— start of Dataset extract —
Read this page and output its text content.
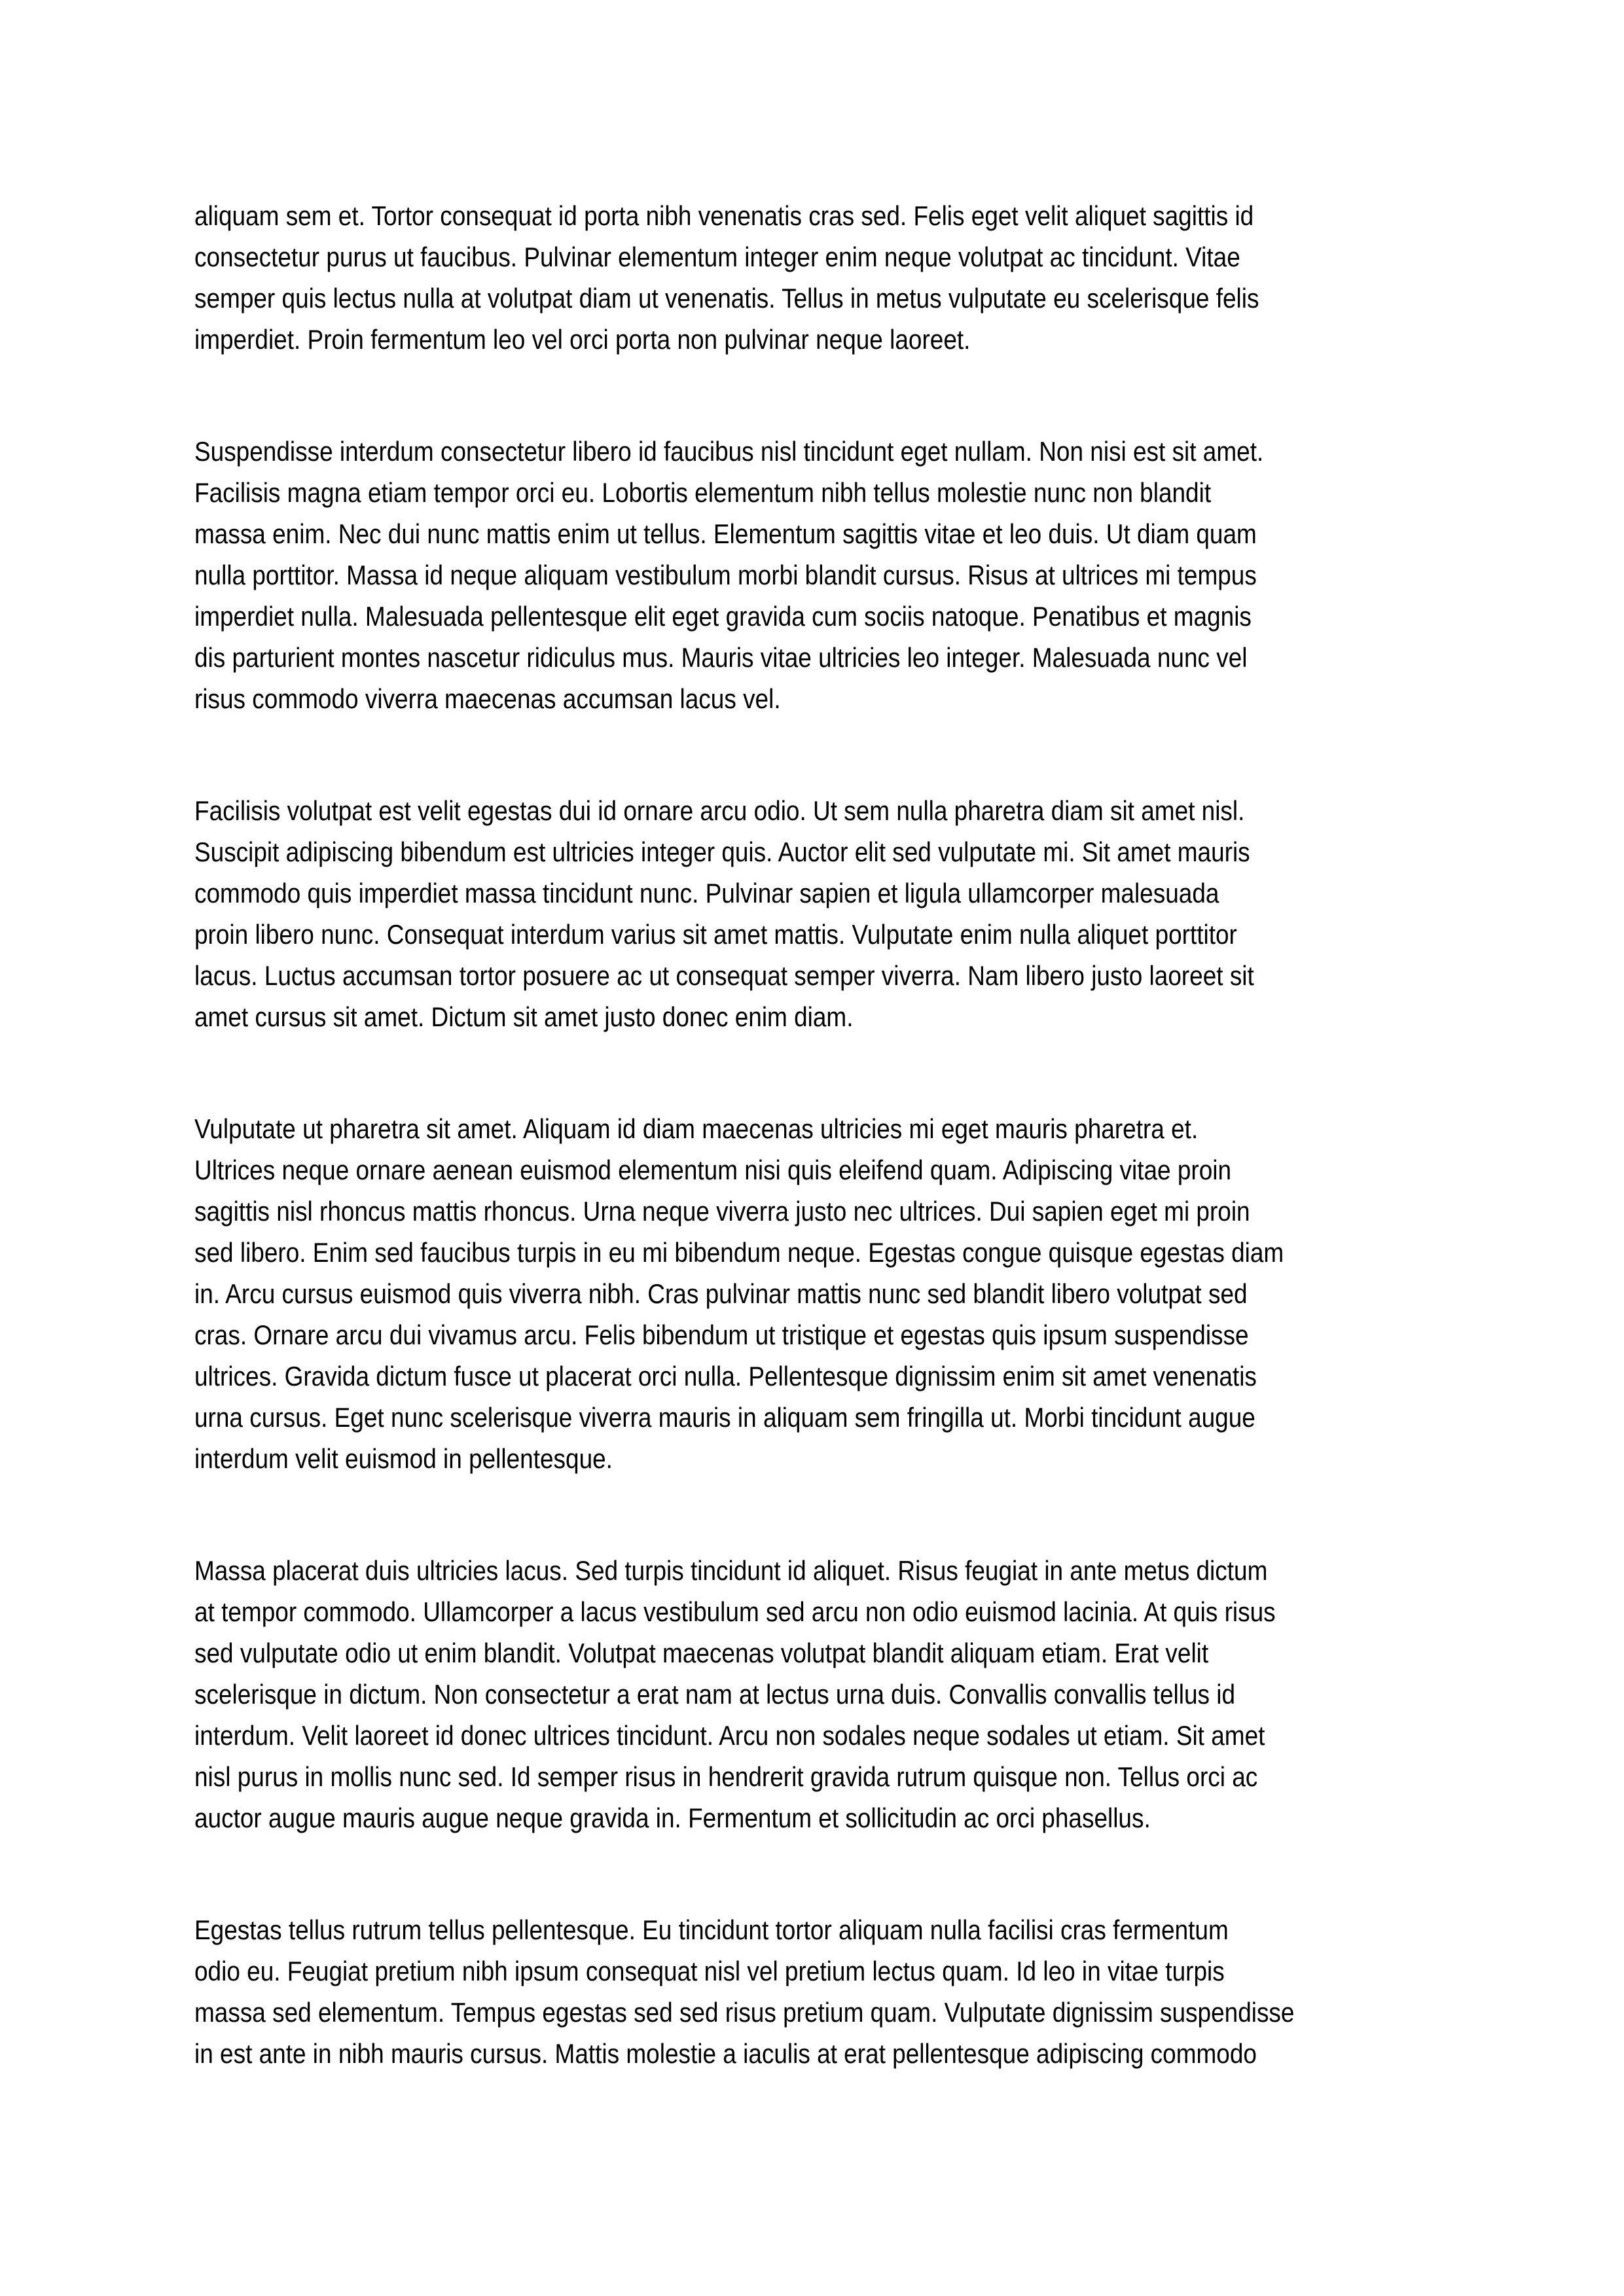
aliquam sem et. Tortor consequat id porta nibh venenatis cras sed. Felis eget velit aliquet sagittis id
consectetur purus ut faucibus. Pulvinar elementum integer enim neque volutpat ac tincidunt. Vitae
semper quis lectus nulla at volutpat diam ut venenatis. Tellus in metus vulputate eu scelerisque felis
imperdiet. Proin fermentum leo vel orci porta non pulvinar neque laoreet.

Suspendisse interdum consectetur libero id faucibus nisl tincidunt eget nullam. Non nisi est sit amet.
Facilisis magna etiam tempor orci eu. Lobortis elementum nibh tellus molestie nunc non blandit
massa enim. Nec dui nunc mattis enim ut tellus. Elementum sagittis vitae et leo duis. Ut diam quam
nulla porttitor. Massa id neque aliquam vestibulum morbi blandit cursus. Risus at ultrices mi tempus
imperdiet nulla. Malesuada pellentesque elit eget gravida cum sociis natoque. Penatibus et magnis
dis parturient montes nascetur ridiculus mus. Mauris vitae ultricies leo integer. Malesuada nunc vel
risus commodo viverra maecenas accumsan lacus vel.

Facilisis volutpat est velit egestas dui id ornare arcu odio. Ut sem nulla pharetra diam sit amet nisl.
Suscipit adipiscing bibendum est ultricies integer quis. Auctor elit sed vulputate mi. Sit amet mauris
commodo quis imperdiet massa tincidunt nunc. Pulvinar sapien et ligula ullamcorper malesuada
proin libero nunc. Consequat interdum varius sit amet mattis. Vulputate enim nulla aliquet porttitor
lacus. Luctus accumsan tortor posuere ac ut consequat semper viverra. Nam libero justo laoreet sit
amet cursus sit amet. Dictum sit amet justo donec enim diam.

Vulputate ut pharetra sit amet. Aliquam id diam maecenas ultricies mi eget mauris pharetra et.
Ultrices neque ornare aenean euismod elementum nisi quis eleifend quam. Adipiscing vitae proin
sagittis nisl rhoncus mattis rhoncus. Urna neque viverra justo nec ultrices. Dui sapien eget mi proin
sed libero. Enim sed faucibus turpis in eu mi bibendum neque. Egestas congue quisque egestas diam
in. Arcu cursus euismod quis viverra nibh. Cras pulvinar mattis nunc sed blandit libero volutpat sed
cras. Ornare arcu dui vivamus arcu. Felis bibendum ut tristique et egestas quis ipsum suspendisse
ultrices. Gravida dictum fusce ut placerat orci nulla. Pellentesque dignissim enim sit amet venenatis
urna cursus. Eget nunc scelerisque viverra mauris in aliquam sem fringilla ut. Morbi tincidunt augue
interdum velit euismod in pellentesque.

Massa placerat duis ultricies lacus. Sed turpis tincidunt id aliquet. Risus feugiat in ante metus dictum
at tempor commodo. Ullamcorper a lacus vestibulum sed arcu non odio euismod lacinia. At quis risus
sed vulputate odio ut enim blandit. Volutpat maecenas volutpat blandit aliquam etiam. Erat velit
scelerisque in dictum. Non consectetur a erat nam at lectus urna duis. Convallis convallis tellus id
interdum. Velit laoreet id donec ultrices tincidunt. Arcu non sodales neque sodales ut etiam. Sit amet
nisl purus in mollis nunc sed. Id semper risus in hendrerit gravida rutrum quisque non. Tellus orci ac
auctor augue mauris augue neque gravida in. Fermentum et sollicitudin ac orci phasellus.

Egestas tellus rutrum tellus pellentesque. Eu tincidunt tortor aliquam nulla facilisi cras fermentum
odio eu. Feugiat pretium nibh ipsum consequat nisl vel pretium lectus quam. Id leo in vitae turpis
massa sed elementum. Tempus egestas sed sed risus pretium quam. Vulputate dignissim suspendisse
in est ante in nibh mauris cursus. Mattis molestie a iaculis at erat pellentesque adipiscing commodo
— end of Dataset extract —
■ **Work required**: All of the entries above should be copied exactly, except for the pictures.

■ **Task solution**:
Read this page and output its text content.
aliquam sem et. Tortor consequat id porta nibh venenatis cras sed. Felis eget velit aliquet sagittis id
consectetur purus ut faucibus. Pulvinar elementum integer enim neque volutpat ac tincidunt. Vitae
semper quis lectus nulla at volutpat diam ut venenatis. Tellus in metus vulputate eu scelerisque felis
imperdiet. Proin fermentum leo vel orci porta non pulvinar neque laoreet.

Suspendisse interdum consectetur libero id faucibus nisl tincidunt eget nullam. Non nisi est sit amet.
Facilisis magna etiam tempor orci eu. Lobortis elementum nibh tellus molestie nunc non blandit
massa enim. Nec dui nunc mattis enim ut tellus. Elementum sagittis vitae et leo duis. Ut diam quam
nulla porttitor. Massa id neque aliquam vestibulum morbi blandit cursus. Risus at ultrices mi tempus
imperdiet nulla. Malesuada pellentesque elit eget gravida cum sociis natoque. Penatibus et magnis
dis parturient montes nascetur ridiculus mus. Mauris vitae ultricies leo integer. Malesuada nunc vel
risus commodo viverra maecenas accumsan lacus vel.

Facilisis volutpat est velit egestas dui id ornare arcu odio. Ut sem nulla pharetra diam sit amet nisl.
Suscipit adipiscing bibendum est ultricies integer quis. Auctor elit sed vulputate mi. Sit amet mauris
commodo quis imperdiet massa tincidunt nunc. Pulvinar sapien et ligula ullamcorper malesuada
proin libero nunc. Consequat interdum varius sit amet mattis. Vulputate enim nulla aliquet porttitor
lacus. Luctus accumsan tortor posuere ac ut consequat semper viverra. Nam libero justo laoreet sit
amet cursus sit amet. Dictum sit amet justo donec enim diam.

Vulputate ut pharetra sit amet. Aliquam id diam maecenas ultricies mi eget mauris pharetra et.
Ultrices neque ornare aenean euismod elementum nisi quis eleifend quam. Adipiscing vitae proin
sagittis nisl rhoncus mattis rhoncus. Urna neque viverra justo nec ultrices. Dui sapien eget mi proin
sed libero. Enim sed faucibus turpis in eu mi bibendum neque. Egestas congue quisque egestas diam
in. Arcu cursus euismod quis viverra nibh. Cras pulvinar mattis nunc sed blandit libero volutpat sed
cras. Ornare arcu dui vivamus arcu. Felis bibendum ut tristique et egestas quis ipsum suspendisse
ultrices. Gravida dictum fusce ut placerat orci nulla. Pellentesque dignissim enim sit amet venenatis
urna cursus. Eget nunc scelerisque viverra mauris in aliquam sem fringilla ut. Morbi tincidunt augue
interdum velit euismod in pellentesque.

Massa placerat duis ultricies lacus. Sed turpis tincidunt id aliquet. Risus feugiat in ante metus dictum
at tempor commodo. Ullamcorper a lacus vestibulum sed arcu non odio euismod lacinia. At quis risus
sed vulputate odio ut enim blandit. Volutpat maecenas volutpat blandit aliquam etiam. Erat velit
scelerisque in dictum. Non consectetur a erat nam at lectus urna duis. Convallis convallis tellus id
interdum. Velit laoreet id donec ultrices tincidunt. Arcu non sodales neque sodales ut etiam. Sit amet
nisl purus in mollis nunc sed. Id semper risus in hendrerit gravida rutrum quisque non. Tellus orci ac
auctor augue mauris augue neque gravida in. Fermentum et sollicitudin ac orci phasellus.

Egestas tellus rutrum tellus pellentesque. Eu tincidunt tortor aliquam nulla facilisi cras fermentum
odio eu. Feugiat pretium nibh ipsum consequat nisl vel pretium lectus quam. Id leo in vitae turpis
massa sed elementum. Tempus egestas sed sed risus pretium quam. Vulputate dignissim suspendisse
in est ante in nibh mauris cursus. Mattis molestie a iaculis at erat pellentesque adipiscing commodo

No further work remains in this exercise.